- _Tasks to carry out_
a – Answer these questions from the exhibit, one per line:
(i) What is the exhibit's heading?
(ii) When the VWAP Price is not specified on the table, who determines the Call Option Settlement Amount?
(iii) Which column sets out the Warrants Settlement Amount?
b – Say whether each statement agrees with the exhibit. Answer yes or no and quote the words that decide it.
(i) The Warrants Settlement Amount is the amount in its column opposite the applicable VWAP Price.
(ii) If the VWAP Price is not on the table, the Call Option Settlement Amount is found by averaging the two nearest amounts.
(iii) If the VWAP Price is not on the table, the counterparty determines the Warrants Settlement Amount.

*** Reading text Section Begins ***

Name:
Title:
Name:
Title:
EXHIBIT A
VWAP Price | Call Option Settlement Amount | Warrants Settlement Amount | ||||||
[ | ||||||||
] |
“Call Option Settlement Amount” means the amount set forth in the “Call Option Settlement Amount” column in the table above opposite the applicable VWAP Price. If the VWAP Price is not specified on the table above, the Call Option Settlement Amount shall be determined by Dealer based on a straight-line interpolation between the VWAP Prices or extrapolation from the VWAP Prices (as the case may be) specified on the table above.
“Warrants Settlement Amount” means the amount set forth in the “Warrants Settlement Amount” column in the table above opposite the applicable VWAP Price. If the VWAP Price is not specified on the table above, the Warrants Settlement Amount shall be determined by Dealer based on a straight-line interpolation between the VWAP Prices or extrapolation from the VWAP Prices (as the case may be) specified on the table above.

*** Reading text Section Ends ***
*** Data supplied Section Begins ***

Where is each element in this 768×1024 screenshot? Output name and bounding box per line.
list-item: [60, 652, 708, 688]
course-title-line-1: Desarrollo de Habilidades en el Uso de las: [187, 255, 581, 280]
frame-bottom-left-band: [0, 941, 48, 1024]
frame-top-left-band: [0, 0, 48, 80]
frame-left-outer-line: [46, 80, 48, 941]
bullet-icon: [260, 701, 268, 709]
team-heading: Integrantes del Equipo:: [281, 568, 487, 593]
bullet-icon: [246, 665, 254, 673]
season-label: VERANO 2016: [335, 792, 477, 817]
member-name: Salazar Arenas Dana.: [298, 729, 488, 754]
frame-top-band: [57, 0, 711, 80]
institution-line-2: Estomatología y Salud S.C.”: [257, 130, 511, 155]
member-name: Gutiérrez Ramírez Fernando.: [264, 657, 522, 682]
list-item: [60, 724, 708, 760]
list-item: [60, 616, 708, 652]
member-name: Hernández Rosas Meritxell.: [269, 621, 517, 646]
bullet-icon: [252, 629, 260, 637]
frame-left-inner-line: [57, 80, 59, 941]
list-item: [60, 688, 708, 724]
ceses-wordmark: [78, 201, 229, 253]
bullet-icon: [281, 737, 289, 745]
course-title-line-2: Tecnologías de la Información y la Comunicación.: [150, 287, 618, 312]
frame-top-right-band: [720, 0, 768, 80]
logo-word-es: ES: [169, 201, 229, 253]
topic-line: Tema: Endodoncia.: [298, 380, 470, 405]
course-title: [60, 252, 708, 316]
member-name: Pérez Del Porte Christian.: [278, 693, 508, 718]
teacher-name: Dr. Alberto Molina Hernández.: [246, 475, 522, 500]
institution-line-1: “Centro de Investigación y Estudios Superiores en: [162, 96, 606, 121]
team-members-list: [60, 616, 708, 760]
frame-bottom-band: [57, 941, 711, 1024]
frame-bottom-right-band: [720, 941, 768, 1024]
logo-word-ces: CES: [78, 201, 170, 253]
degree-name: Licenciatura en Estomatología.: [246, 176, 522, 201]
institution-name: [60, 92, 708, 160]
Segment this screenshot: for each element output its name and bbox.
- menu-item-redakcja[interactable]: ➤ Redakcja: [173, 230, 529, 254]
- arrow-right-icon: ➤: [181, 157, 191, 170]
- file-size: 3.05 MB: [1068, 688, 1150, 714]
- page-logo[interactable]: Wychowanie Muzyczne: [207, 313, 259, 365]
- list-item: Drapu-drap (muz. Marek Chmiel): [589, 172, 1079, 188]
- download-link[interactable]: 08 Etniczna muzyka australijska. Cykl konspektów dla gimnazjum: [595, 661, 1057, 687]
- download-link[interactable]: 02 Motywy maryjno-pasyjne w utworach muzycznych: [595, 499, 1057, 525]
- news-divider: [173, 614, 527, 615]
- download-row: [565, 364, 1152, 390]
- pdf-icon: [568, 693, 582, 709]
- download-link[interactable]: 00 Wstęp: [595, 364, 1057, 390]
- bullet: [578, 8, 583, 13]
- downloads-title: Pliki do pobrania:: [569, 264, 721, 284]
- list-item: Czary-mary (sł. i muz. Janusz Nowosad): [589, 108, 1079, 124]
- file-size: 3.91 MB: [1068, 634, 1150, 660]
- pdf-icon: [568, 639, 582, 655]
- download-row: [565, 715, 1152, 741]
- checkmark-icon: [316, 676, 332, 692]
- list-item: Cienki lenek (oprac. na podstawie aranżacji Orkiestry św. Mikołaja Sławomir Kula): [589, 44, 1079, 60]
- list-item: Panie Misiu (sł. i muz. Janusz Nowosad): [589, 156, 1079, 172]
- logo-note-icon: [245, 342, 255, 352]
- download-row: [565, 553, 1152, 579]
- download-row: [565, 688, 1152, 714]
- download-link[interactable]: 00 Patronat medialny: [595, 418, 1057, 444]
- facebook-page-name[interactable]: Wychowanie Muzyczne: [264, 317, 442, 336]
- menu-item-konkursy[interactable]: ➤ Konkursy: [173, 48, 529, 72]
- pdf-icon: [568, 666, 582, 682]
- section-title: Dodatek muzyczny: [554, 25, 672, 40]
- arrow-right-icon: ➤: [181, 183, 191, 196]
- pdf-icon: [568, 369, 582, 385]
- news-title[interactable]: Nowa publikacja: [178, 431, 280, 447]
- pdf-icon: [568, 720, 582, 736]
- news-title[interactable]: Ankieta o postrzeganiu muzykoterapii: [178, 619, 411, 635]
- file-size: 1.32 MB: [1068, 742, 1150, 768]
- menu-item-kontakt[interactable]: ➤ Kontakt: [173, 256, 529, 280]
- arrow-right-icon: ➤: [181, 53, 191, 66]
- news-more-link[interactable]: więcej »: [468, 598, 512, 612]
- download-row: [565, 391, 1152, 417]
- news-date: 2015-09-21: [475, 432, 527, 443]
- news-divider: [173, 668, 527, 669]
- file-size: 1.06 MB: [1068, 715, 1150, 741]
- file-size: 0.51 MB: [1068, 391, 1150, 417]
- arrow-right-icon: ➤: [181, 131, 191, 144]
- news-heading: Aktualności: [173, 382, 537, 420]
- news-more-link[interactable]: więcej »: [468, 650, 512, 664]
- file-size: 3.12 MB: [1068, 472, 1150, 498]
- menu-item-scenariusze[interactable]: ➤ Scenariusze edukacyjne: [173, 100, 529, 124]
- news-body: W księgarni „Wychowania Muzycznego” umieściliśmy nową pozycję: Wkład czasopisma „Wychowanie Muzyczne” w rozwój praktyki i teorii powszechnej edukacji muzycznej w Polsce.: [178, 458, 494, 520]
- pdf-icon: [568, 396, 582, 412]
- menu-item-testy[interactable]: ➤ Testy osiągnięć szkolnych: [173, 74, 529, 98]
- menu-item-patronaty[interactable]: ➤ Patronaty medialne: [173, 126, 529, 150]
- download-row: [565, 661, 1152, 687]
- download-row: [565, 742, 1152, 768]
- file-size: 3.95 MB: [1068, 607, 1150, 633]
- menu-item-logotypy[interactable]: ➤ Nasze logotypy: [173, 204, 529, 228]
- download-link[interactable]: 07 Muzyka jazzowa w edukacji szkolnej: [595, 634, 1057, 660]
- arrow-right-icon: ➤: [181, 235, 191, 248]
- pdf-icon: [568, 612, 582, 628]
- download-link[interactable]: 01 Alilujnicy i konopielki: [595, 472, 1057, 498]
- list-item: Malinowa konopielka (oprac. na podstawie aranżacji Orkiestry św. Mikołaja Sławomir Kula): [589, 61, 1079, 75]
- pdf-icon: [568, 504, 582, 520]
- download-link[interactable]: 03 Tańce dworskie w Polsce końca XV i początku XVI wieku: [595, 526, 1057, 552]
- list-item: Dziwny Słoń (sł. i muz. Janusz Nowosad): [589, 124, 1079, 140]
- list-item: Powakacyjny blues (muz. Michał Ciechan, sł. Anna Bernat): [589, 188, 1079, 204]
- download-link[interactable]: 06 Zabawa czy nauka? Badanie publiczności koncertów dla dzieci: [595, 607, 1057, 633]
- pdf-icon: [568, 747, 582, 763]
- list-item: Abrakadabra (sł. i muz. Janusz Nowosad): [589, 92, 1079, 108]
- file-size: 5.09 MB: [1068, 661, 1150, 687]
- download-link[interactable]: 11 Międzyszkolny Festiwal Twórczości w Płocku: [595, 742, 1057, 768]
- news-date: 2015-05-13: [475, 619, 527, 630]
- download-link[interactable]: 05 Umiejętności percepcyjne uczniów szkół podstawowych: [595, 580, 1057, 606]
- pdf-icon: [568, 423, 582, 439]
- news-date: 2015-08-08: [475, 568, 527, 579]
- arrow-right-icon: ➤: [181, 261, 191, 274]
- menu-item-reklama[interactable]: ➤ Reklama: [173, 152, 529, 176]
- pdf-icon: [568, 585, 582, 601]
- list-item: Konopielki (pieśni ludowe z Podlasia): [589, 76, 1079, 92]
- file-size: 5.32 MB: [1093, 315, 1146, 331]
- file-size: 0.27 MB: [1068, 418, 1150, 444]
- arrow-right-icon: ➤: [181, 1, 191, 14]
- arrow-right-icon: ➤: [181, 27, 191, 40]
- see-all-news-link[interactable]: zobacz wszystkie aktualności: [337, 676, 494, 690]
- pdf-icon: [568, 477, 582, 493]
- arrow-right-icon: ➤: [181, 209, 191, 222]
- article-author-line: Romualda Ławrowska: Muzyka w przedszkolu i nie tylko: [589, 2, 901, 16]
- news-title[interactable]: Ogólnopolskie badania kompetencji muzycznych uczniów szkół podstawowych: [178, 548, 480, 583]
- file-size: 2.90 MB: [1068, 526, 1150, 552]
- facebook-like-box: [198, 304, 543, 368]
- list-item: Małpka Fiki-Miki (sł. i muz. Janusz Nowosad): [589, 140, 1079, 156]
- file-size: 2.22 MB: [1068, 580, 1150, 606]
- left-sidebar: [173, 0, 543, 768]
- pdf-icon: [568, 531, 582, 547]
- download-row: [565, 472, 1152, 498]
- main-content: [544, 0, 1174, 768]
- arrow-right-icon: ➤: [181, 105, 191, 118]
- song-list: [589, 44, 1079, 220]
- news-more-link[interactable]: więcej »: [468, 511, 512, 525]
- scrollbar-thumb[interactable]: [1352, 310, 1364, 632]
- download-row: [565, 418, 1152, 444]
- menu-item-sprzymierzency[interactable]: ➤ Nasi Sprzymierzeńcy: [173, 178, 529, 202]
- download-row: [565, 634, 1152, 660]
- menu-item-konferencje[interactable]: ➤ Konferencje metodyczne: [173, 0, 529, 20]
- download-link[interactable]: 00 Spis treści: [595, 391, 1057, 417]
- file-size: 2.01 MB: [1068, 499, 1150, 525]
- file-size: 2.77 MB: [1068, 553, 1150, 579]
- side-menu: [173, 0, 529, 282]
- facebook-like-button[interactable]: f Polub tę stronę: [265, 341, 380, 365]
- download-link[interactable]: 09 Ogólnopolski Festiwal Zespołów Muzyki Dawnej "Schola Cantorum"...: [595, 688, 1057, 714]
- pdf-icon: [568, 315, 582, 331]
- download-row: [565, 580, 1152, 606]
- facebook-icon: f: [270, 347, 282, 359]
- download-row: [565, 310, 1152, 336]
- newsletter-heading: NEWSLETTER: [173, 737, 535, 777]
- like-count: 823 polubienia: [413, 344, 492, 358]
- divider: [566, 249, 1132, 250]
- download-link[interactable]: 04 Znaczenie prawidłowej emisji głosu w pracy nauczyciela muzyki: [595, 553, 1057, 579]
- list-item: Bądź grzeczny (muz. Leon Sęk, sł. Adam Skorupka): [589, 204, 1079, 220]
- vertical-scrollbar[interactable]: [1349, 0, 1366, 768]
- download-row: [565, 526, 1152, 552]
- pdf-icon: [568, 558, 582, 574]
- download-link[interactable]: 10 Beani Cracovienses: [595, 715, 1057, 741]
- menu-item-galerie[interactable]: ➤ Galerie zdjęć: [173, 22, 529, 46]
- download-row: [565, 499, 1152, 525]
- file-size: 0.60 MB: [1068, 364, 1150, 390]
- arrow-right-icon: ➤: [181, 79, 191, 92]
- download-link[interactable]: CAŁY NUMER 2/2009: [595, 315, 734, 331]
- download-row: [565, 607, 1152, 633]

*** Data supplied Section Ends ***

- _Exercise responses_
a –
(i) EXHIBIT A
(ii) Dealer
(iii) The "Warrants Settlement Amount" column

b –
(i) Yes: "the amount set forth in the “Warrants Settlement Amount” column in the table above opposite the applicable VWAP Price"
(ii) No: "based on a straight-line interpolation between the VWAP Prices or extrapolation from the VWAP Prices (as the case may be) specified on the table above"
(iii) No: "the Warrants Settlement Amount shall be determined by Dealer"